MATERIAL FOR THIS EXERCISE:
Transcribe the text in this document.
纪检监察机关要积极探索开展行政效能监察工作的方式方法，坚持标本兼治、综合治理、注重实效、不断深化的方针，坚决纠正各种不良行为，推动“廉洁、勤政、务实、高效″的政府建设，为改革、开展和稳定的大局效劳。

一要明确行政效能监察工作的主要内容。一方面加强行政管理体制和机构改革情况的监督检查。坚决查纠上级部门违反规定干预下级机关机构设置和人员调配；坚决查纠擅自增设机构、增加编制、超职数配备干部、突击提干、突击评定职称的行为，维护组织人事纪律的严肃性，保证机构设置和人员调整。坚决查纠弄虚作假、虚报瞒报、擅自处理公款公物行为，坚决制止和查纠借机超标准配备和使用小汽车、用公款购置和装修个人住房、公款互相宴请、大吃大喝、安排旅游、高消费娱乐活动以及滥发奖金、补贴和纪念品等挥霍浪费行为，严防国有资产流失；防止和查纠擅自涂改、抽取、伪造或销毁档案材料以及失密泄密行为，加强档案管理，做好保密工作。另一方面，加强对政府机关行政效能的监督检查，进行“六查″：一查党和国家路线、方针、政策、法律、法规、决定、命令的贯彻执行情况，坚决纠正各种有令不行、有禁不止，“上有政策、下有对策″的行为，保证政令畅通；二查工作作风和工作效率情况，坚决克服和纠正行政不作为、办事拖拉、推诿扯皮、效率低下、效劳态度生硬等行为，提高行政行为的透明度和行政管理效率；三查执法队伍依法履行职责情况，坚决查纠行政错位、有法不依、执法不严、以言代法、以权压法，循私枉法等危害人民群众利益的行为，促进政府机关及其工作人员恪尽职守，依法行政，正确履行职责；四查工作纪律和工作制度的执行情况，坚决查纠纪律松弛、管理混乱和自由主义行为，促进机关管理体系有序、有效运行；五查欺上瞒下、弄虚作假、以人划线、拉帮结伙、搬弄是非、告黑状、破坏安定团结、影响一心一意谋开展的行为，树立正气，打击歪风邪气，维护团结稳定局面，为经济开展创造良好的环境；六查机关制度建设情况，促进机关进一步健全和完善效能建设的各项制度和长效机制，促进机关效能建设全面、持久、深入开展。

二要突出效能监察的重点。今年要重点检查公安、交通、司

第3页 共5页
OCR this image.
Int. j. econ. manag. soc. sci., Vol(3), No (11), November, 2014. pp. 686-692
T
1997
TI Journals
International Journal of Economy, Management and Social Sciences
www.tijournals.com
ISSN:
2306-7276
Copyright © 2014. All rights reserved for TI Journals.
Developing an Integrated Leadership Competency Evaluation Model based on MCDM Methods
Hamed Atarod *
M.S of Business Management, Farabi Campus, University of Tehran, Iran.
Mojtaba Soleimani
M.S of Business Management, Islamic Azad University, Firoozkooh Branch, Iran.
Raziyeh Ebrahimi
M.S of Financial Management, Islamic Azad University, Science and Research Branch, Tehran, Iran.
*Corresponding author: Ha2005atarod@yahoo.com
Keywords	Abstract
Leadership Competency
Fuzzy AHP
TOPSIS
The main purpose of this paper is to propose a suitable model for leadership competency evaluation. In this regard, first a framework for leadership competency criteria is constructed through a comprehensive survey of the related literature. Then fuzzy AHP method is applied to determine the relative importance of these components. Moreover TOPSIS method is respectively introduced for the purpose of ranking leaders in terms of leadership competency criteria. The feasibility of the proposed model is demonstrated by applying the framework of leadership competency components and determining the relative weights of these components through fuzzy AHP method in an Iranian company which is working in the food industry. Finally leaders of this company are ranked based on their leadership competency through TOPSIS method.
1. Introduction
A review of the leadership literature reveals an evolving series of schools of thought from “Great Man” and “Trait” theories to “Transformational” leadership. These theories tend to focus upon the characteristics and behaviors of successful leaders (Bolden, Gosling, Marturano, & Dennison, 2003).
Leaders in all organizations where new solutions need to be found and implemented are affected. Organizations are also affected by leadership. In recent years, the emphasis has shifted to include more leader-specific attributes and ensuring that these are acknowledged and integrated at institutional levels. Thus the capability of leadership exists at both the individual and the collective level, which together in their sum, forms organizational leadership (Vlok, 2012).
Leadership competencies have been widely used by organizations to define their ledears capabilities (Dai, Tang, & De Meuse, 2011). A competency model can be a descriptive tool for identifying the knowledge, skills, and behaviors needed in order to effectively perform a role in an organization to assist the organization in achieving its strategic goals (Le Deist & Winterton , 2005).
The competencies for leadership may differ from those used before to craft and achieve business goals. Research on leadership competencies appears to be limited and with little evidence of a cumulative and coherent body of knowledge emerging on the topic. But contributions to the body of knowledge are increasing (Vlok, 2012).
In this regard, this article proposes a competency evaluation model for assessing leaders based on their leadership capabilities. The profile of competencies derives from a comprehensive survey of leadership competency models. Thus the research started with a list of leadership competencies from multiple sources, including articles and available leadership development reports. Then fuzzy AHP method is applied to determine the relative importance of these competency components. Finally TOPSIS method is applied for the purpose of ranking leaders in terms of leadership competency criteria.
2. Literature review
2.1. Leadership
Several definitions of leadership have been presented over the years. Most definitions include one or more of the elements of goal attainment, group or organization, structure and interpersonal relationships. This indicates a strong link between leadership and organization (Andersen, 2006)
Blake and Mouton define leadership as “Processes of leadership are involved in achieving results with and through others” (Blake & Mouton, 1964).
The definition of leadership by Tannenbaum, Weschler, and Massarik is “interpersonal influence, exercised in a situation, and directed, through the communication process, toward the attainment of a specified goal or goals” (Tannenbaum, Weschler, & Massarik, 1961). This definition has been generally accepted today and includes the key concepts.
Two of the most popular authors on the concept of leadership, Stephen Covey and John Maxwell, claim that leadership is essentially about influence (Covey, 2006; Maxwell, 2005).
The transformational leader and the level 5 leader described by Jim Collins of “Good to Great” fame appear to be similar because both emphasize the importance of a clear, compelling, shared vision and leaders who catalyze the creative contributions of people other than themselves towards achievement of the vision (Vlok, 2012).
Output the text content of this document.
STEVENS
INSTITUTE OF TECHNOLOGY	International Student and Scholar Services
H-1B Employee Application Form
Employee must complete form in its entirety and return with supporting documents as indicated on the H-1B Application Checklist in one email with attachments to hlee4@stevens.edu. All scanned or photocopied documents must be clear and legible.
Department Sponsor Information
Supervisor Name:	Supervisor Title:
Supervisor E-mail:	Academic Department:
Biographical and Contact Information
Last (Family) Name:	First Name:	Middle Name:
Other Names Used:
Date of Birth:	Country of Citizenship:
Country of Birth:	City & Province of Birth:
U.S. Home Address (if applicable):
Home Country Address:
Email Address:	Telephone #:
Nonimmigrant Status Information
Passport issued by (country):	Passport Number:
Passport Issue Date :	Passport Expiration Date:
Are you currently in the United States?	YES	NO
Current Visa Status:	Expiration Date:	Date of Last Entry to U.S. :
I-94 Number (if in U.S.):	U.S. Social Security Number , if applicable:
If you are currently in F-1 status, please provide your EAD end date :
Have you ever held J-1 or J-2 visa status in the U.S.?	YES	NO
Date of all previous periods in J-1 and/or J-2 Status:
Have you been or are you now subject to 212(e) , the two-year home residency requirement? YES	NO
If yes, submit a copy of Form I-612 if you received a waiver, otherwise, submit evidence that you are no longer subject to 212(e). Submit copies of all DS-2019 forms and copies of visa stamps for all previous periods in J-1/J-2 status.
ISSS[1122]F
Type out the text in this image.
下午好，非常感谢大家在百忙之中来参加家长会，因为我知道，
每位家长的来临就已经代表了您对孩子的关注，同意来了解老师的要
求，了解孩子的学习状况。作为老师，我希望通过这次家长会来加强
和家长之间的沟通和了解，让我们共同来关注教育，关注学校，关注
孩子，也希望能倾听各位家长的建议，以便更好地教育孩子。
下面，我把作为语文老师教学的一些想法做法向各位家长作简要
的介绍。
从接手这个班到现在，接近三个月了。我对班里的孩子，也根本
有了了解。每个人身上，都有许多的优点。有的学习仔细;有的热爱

STATED EXERCISE: In the records above, locate each line with the word "Expiration". Copy all such lines.

FINAL RESULT:
Passport Issue Date :	Passport Expiration Date:
Current Visa Status:	Expiration Date:	Date of Last Entry to U.S. :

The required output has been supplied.